Requirements — Look through the data for the string "name". Copy every line where it is found.

(Saved entries)
━━━━━━━━━━━━━━━━━━━━━━━━━━━━━━
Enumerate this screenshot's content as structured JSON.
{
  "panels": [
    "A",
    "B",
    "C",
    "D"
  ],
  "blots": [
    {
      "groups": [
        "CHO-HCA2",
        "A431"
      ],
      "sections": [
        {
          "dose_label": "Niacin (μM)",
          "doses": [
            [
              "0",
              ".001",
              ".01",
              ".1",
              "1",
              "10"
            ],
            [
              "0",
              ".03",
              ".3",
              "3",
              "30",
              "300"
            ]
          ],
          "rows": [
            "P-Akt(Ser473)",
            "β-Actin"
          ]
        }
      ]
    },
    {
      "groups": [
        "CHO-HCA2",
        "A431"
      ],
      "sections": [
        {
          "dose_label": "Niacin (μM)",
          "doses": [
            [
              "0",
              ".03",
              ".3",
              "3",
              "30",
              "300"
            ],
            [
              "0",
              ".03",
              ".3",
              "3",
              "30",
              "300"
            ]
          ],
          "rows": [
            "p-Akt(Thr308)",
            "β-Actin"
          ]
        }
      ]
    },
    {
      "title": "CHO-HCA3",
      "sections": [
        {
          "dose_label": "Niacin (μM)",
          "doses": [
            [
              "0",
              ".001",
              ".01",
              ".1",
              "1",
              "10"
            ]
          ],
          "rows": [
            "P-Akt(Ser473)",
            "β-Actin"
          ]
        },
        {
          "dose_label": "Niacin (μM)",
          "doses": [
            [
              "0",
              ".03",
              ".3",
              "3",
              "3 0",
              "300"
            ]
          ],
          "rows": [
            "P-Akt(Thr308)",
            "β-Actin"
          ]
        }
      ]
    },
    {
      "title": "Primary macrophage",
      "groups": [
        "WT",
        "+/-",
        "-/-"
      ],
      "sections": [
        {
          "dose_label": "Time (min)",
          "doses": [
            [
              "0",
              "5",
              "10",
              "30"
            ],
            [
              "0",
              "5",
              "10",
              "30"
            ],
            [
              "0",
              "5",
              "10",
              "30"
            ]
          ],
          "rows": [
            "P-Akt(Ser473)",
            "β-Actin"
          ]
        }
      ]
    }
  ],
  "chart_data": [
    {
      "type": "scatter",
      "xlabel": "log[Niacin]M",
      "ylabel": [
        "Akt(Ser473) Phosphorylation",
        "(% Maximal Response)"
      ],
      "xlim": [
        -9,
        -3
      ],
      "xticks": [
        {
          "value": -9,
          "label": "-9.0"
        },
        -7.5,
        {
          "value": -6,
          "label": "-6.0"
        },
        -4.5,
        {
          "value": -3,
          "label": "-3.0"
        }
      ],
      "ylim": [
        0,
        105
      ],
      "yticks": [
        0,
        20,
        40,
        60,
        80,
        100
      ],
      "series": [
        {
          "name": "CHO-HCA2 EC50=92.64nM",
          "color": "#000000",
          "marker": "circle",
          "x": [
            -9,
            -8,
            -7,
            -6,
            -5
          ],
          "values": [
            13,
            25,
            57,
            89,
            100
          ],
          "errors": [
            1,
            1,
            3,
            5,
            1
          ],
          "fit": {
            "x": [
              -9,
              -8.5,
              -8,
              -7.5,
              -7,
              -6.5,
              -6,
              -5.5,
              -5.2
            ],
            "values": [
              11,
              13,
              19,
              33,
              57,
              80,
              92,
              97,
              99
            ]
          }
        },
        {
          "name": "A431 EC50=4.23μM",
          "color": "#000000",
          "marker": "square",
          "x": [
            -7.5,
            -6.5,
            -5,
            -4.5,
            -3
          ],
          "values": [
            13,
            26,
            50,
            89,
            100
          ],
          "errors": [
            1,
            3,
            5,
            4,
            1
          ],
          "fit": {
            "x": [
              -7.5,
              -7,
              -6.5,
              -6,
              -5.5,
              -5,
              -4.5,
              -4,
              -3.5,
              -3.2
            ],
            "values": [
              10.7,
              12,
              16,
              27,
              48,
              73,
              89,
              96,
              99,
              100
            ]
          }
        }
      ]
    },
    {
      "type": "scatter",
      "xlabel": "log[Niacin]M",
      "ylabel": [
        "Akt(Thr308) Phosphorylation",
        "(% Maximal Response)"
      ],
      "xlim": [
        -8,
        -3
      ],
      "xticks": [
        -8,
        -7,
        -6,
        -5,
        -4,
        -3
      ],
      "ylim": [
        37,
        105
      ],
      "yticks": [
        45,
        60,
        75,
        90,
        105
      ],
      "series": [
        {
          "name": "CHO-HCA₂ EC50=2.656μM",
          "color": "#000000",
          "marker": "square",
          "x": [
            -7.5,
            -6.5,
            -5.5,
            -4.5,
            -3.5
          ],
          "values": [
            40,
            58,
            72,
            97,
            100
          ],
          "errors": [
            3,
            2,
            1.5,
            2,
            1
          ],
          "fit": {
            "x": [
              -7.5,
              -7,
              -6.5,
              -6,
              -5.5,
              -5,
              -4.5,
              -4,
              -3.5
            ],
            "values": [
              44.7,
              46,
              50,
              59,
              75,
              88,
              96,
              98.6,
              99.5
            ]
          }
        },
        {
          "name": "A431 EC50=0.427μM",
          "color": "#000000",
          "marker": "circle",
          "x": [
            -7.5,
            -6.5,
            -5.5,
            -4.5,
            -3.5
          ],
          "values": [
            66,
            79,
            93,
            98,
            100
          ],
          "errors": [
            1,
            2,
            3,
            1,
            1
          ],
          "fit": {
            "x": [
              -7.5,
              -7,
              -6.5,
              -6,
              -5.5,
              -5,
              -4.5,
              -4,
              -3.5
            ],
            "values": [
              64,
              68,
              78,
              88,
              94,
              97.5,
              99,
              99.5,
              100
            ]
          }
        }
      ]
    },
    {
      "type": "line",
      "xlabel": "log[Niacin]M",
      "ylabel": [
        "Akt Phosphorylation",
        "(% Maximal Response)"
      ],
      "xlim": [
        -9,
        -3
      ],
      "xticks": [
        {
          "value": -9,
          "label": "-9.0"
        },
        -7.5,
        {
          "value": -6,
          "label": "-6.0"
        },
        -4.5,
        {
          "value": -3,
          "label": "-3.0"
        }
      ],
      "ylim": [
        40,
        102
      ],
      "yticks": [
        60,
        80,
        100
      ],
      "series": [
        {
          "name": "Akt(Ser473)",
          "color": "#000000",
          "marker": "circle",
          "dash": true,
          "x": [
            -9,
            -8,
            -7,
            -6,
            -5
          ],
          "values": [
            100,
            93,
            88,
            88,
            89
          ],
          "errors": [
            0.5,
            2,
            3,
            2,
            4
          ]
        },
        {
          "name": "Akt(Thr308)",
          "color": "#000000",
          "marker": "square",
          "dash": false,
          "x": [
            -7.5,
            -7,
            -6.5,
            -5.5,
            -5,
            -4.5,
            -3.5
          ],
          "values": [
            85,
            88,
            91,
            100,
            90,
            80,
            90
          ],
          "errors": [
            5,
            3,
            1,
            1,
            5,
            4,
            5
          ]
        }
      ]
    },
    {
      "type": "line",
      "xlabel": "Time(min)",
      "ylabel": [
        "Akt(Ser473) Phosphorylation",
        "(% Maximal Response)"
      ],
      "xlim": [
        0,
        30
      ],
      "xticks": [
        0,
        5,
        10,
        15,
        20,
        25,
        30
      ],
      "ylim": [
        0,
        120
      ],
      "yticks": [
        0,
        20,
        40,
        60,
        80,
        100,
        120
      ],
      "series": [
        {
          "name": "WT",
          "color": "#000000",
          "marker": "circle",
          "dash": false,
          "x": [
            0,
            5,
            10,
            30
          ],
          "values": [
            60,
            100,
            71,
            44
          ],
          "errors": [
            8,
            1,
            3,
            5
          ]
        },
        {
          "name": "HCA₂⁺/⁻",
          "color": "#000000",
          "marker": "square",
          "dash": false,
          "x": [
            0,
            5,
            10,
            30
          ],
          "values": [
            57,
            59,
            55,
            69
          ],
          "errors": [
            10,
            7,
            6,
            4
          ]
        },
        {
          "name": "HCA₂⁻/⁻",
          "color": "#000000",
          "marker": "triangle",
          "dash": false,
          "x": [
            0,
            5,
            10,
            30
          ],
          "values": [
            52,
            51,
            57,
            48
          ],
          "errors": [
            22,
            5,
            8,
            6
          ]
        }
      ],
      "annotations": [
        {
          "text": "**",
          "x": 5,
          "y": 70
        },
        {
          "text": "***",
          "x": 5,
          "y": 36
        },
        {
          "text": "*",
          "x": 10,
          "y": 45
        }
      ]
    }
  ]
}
━━━━━━━━━━━━━━━━━━━━━━━━━━━━━━
Answer in full —
          "name": "CHO-HCA2 EC50=92.64nM",
          "name": "A431 EC50=4.23μM",
          "name": "CHO-HCA₂ EC50=2.656μM",
          "name": "A431 EC50=0.427μM",
          "name": "Akt(Ser473)",
          "name": "Akt(Thr308)",
          "name": "WT",
          "name": "HCA₂⁺/⁻",
          "name": "HCA₂⁻/⁻",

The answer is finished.